— START OF MATERIAL PROVIDED —
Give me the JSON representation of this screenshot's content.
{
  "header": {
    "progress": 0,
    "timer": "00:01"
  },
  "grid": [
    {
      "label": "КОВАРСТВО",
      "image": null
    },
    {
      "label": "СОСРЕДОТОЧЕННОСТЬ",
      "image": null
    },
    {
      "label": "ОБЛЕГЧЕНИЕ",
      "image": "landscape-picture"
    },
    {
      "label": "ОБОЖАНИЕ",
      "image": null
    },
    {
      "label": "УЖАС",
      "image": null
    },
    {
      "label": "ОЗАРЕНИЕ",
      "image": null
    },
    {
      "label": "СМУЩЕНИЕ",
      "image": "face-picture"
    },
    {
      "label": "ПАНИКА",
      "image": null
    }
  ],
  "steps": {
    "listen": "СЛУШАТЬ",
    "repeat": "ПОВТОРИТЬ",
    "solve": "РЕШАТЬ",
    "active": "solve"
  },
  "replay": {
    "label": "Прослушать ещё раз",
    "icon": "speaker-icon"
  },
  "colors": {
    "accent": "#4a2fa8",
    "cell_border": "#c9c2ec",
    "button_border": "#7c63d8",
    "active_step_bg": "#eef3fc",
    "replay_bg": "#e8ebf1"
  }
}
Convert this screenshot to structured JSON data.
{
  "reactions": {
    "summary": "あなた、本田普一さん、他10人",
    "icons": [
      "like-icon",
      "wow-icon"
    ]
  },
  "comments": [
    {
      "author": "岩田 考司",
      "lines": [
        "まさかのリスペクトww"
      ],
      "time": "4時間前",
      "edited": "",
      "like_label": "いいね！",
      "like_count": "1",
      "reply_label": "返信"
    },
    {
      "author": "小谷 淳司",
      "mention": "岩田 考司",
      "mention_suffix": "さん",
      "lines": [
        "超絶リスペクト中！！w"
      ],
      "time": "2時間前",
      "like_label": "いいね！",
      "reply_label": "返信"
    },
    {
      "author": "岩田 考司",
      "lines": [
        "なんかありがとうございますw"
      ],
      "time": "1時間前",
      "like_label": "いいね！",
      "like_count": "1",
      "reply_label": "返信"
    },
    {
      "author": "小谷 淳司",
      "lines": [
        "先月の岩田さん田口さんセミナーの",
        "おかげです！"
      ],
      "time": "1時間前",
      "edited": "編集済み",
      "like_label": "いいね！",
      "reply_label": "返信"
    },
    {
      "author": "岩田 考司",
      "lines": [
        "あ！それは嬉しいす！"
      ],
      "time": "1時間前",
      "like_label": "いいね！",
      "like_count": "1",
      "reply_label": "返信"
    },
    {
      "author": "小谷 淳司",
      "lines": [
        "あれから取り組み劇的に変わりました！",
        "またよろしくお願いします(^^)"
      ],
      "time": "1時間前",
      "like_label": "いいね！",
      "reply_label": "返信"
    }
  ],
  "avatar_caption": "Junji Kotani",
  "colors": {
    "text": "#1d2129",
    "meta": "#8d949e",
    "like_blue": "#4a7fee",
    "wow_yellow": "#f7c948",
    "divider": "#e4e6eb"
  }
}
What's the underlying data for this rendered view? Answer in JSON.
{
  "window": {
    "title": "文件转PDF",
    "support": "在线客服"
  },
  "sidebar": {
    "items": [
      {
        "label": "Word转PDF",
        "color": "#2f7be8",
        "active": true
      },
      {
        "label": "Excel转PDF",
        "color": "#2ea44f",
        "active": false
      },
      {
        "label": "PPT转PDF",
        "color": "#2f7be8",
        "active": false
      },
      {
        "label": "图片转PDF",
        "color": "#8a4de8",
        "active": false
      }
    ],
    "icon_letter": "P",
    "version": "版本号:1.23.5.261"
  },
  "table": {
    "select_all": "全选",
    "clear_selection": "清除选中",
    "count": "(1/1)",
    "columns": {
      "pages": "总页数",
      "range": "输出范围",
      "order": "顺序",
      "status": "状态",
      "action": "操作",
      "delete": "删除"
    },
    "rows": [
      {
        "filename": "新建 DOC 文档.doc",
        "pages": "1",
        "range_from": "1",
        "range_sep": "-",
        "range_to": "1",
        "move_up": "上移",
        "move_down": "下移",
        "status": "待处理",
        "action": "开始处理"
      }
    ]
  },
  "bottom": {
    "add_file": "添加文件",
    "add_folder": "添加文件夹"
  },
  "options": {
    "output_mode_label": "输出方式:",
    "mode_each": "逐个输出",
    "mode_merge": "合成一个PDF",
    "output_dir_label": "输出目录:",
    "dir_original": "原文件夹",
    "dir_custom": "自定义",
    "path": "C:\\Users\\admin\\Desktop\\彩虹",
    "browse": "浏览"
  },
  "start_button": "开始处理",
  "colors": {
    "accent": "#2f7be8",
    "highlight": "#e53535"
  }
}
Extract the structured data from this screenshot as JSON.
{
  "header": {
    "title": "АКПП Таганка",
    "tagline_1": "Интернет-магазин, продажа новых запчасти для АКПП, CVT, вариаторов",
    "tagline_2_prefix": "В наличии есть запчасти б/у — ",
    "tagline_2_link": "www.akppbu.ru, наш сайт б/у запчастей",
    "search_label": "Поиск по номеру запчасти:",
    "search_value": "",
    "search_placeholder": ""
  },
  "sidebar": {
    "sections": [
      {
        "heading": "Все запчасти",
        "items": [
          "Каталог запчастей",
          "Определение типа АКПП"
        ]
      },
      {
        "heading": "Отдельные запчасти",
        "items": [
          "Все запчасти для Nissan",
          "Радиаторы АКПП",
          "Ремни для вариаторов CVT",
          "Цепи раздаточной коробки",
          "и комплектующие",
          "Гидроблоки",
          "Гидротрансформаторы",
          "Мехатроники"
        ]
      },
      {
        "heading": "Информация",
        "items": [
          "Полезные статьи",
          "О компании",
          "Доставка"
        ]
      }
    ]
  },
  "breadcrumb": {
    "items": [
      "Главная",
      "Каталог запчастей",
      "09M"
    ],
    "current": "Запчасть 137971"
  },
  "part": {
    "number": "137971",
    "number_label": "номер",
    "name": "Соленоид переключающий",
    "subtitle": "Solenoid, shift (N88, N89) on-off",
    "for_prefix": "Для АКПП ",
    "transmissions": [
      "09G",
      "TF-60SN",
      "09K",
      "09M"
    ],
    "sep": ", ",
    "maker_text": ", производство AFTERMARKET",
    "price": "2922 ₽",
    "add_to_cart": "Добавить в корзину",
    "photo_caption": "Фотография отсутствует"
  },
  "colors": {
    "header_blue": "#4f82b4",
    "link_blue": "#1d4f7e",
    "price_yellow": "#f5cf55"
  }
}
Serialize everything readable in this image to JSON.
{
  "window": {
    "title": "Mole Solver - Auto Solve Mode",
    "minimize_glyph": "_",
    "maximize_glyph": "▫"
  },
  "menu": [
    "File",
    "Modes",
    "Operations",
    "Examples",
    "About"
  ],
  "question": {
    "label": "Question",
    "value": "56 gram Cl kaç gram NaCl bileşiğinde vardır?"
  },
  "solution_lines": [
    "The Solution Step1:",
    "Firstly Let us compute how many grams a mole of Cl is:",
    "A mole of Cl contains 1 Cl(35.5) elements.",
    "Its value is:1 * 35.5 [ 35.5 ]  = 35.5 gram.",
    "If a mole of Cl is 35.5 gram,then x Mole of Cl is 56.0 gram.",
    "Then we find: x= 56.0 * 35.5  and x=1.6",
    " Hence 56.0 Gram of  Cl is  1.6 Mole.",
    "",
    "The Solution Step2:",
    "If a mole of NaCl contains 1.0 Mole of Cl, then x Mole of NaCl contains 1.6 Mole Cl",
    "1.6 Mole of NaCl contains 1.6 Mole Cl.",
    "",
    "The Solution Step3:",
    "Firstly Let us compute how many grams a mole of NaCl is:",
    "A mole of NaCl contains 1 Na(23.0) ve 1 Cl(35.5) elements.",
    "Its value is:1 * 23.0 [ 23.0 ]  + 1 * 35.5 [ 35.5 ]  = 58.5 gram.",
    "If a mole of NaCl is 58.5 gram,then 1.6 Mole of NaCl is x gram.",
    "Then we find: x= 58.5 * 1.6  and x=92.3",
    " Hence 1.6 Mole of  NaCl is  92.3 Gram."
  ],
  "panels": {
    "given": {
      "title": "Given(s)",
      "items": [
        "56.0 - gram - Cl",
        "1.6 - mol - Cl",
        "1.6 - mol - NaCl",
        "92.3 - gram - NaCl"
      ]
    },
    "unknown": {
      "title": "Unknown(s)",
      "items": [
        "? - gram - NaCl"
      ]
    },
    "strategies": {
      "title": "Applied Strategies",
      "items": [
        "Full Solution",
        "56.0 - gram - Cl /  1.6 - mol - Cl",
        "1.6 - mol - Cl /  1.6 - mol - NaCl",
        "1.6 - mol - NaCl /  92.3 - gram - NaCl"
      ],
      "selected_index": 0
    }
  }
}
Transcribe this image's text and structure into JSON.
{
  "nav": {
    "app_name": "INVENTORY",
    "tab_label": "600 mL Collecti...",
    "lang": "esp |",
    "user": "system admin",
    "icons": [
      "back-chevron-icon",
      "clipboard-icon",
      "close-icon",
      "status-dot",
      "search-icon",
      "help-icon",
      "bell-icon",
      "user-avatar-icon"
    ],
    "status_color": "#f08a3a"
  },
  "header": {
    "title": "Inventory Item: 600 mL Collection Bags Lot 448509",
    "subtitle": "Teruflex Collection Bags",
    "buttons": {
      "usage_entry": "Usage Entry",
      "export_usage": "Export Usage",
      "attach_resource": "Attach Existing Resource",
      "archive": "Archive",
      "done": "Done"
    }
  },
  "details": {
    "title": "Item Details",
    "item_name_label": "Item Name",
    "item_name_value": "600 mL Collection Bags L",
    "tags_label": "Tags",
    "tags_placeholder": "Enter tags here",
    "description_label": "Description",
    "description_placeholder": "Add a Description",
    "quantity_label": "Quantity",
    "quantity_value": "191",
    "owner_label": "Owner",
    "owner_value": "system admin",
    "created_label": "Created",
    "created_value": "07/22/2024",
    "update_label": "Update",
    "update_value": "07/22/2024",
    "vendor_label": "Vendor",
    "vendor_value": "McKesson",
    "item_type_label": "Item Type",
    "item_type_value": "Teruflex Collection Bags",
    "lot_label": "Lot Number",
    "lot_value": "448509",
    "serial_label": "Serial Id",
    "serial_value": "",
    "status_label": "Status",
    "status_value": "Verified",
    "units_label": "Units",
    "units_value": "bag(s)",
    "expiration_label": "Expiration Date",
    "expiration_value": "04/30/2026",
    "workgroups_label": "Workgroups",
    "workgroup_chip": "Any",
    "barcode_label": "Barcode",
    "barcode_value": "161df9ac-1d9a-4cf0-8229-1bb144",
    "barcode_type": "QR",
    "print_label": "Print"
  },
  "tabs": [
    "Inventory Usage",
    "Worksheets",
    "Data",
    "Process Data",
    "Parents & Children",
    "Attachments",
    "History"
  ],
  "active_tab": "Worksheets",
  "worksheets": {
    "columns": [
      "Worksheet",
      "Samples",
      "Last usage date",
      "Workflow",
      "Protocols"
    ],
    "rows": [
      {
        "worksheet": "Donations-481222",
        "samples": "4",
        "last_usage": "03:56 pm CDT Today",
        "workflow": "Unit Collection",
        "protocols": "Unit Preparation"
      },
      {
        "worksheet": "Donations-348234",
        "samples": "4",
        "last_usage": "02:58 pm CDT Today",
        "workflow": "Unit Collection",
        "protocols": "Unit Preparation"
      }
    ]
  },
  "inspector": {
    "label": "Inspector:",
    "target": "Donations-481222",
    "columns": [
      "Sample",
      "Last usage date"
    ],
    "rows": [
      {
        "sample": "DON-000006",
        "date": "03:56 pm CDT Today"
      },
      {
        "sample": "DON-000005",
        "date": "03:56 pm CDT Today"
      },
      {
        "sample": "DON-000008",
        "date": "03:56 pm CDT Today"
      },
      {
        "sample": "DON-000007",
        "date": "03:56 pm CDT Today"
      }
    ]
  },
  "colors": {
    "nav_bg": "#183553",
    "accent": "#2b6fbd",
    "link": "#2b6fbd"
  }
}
— END OF MATERIAL PROVIDED —
**SET PROBLEM**
Please list every line of the records that contains "Hence".

**RESULT FOR THIS TASK**
    " Hence 56.0 Gram of  Cl is  1.6 Mole.",
    " Hence 1.6 Mole of  NaCl is  92.3 Gram."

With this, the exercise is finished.